Problem
Transcribe exactly the entries from the "What data populates" line to the end, both included, minus pictures.

____________________

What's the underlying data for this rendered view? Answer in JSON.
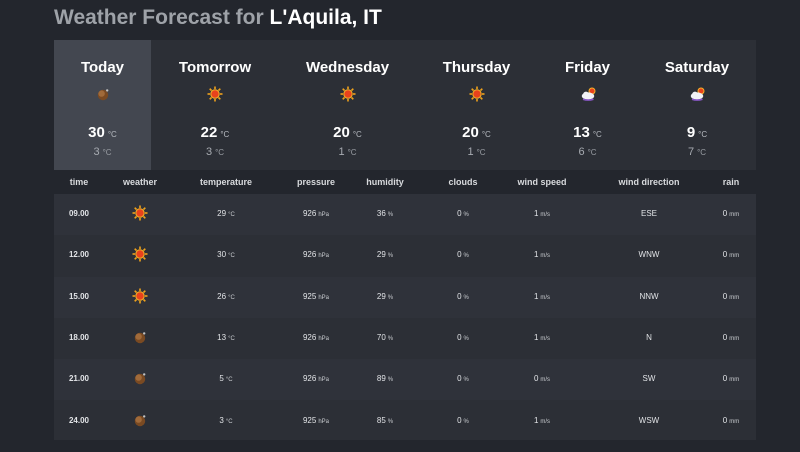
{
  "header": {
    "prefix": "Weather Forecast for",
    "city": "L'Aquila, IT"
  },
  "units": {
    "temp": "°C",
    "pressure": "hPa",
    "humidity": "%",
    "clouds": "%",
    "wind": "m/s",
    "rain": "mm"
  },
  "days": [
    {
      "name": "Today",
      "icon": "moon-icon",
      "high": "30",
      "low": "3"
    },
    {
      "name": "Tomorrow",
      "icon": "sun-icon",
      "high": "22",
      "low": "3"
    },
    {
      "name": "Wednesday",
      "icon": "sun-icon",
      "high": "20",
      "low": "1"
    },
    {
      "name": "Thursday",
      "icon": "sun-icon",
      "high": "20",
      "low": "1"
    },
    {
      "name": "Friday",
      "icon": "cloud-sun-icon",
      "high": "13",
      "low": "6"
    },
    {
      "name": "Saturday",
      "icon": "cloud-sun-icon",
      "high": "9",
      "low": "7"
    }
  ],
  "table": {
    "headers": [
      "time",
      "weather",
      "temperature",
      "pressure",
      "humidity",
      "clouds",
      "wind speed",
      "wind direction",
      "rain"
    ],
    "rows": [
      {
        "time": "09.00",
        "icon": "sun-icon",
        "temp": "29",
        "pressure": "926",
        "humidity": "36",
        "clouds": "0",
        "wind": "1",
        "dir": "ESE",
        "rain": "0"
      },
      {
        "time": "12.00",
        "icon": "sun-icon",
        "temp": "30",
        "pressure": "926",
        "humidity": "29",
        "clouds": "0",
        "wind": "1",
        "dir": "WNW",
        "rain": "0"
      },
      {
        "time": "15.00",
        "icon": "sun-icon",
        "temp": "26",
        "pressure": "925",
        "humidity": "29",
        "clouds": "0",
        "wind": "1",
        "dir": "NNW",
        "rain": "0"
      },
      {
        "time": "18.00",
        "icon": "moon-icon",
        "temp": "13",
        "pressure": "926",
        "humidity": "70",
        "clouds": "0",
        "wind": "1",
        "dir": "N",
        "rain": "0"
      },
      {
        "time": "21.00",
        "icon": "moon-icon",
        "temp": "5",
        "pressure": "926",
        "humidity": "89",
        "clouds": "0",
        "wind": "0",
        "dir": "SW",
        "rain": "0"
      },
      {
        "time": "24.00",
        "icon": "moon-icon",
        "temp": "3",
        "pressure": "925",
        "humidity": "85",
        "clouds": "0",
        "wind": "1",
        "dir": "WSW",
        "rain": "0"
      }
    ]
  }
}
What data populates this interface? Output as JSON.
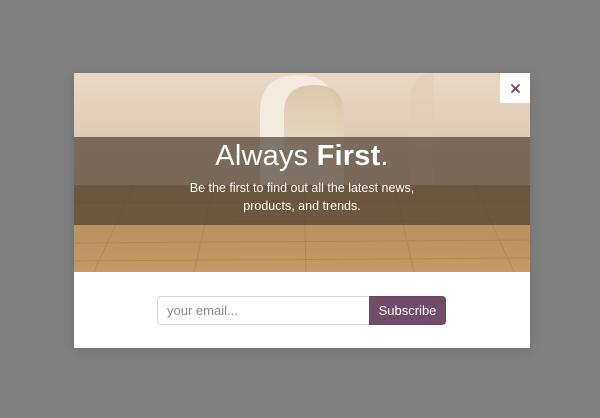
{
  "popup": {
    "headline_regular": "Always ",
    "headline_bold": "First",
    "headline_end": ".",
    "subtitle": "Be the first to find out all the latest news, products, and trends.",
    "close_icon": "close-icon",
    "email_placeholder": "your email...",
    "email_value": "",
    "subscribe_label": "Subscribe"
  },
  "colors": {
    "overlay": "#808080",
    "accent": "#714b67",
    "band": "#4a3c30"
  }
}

____________________

Result of this task
What data populates this interface? Output as JSON.
{
  "popup": {
    "headline_regular": "Always ",
    "headline_bold": "First",
    "headline_end": ".",
    "subtitle": "Be the first to find out all the latest news, products, and trends.",
    "close_icon": "close-icon",
    "email_placeholder": "your email...",
    "email_value": "",
    "subscribe_label": "Subscribe"
  },
  "colors": {
    "overlay": "#808080",
    "accent": "#714b67",
    "band": "#4a3c30"
  }
}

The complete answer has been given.